Aside from examples there is a nice and very useful characterizations due to Mayajima of lattice subspaces that need not be sublattices. It is of considerable interest in theoretical economics because it allows hedging in finance with incomplete markets. They are described in my late friends' Yuri Abramovich and Roko Aliprantis book: Section 5.4 of An invitation to operator theory.

A vector subspace $X$ of a vector lattice $E$ is a vector lattice-subspace if $X$ equipped with the order induced by $E$ is a vector lattice. The space is a vector sublattice if $x\vee y$ and $x\wedge y$ are in $X$ for every $x,y\in X$.

■ **Jobs**
[a] In the passage on lattice subspaces, what condition makes a vector subspace $X$ a vector sublattice?
[b] Reproduce, without alteration, the stretch of the passage on lattice subspaces from "Aside from examples" through "to operator theory.".

■ **Entries shown**
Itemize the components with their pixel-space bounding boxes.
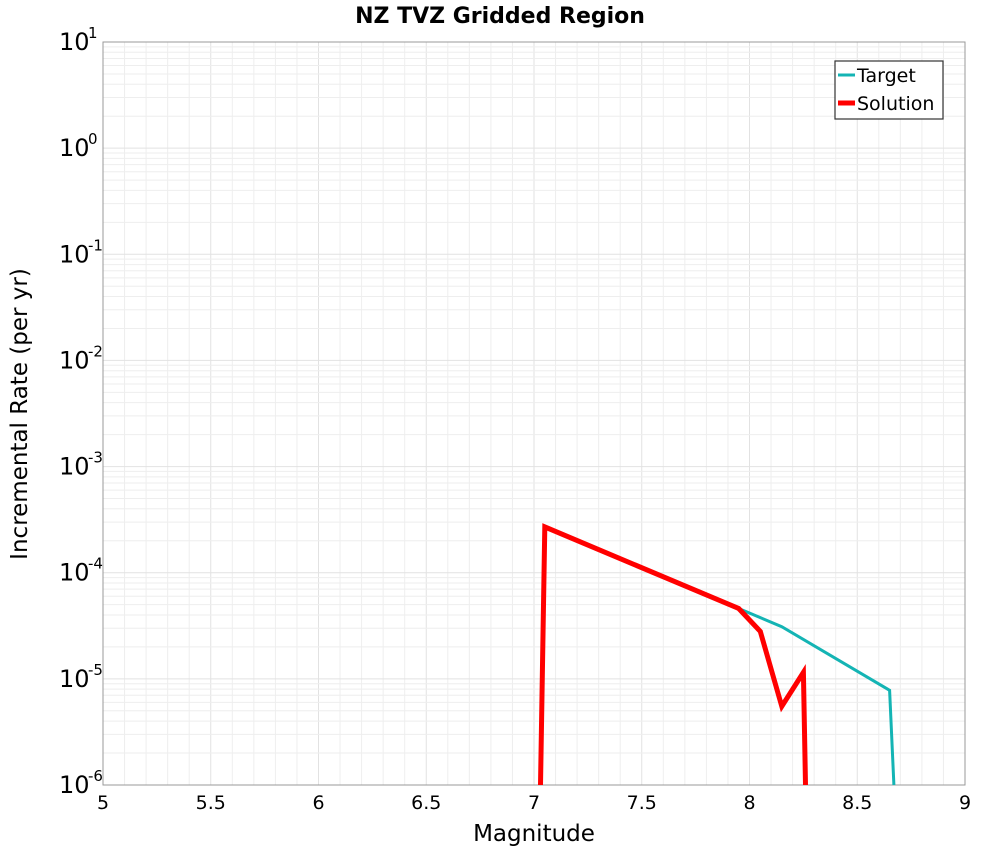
y-tick-label: 10-5 [59, 661, 103, 693]
y-tick-base: 10 [59, 240, 90, 268]
y-tick-exponent: -6 [88, 767, 103, 785]
x-tick-label: 9 [959, 792, 971, 814]
chart-title: NZ TVZ Gridded Region [355, 4, 645, 29]
y-tick-label: 100 [59, 130, 98, 162]
y-tick-exponent: -3 [88, 449, 103, 467]
y-tick-base: 10 [59, 28, 90, 56]
y-tick-label: 10-1 [59, 236, 103, 268]
x-tick-label: 7.5 [627, 792, 657, 814]
y-tick-base: 10 [59, 453, 90, 481]
y-tick-label: 10-4 [59, 555, 103, 587]
x-axis-label: Magnitude [473, 821, 595, 847]
y-tick-exponent: -5 [88, 661, 103, 679]
y-tick-exponent: 1 [88, 24, 98, 42]
series-line-solution [538, 523, 808, 786]
grid [102, 42, 966, 786]
x-tick-label: 5.5 [196, 792, 226, 814]
y-tick-base: 10 [59, 559, 90, 587]
series-line-target [539, 524, 896, 786]
y-tick-exponent: 0 [88, 130, 98, 148]
x-tick-label: 8.5 [842, 792, 872, 814]
series-layer [538, 523, 896, 786]
y-tick-base: 10 [59, 771, 90, 799]
x-ticks: 5 5.5 6 6.5 7 7.5 8 8.5 9 [97, 792, 971, 814]
y-tick-label: 10-3 [59, 449, 103, 481]
y-tick-exponent: -1 [88, 236, 103, 254]
x-tick-label: 6.5 [411, 792, 441, 814]
y-axis-label: Incremental Rate (per yr) [7, 268, 33, 560]
y-tick-exponent: -4 [88, 555, 103, 573]
y-tick-base: 10 [59, 134, 90, 162]
x-tick-label: 8 [743, 792, 755, 814]
y-tick-exponent: -2 [88, 342, 103, 360]
legend-label-target: Target [856, 65, 916, 87]
y-tick-label: 10-6 [59, 767, 103, 799]
legend: Target Solution [834, 60, 944, 120]
y-tick-base: 10 [59, 665, 90, 693]
y-tick-label: 101 [59, 24, 98, 56]
x-tick-label: 5 [97, 792, 109, 814]
plot-frame [102, 41, 966, 786]
x-tick-label: 7 [528, 792, 540, 814]
y-tick-label: 10-2 [59, 342, 103, 374]
y-tick-base: 10 [59, 346, 90, 374]
legend-label-solution: Solution [857, 93, 934, 115]
x-tick-label: 6 [312, 792, 324, 814]
legend-box [834, 60, 944, 120]
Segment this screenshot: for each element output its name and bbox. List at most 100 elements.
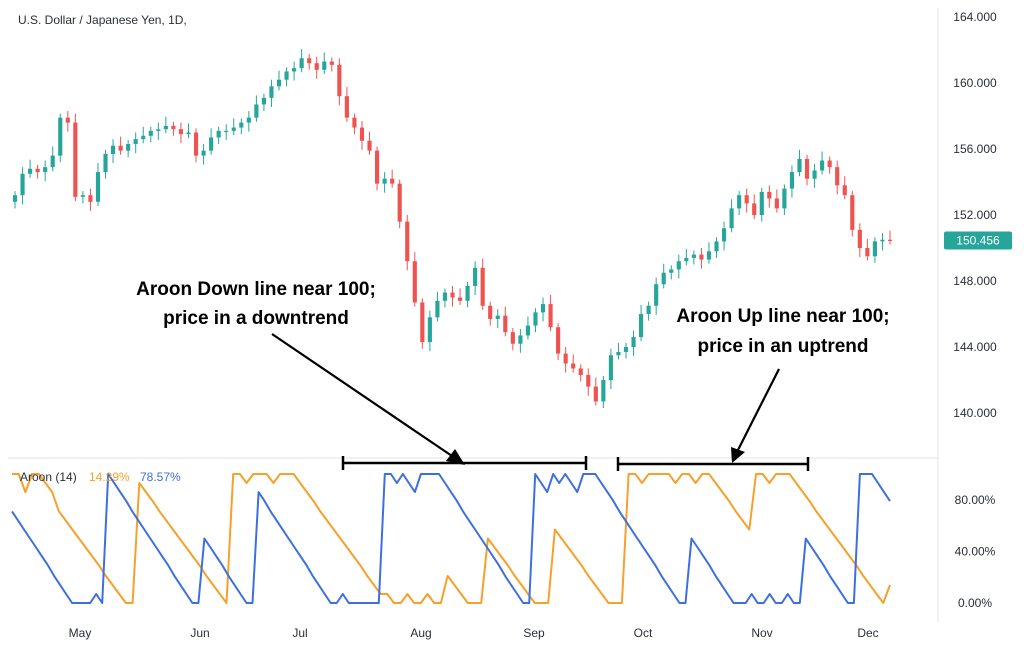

■ **Solved tasks**
[a] $X$ is a vector sublattice if $x\vee y$ and $x\wedge y$ are in $X$ for every $x,y\in X$.

[b]
Aside from examples there is a nice and very useful characterizations due to Mayajima of lattice subspaces that need not be sublattices. It is of considerable interest in theoretical economics because it allows hedging in finance with incomplete markets. They are described in my late friends' Yuri Abramovich and Roko Aliprantis book: Section 5.4 of An invitation to operator theory.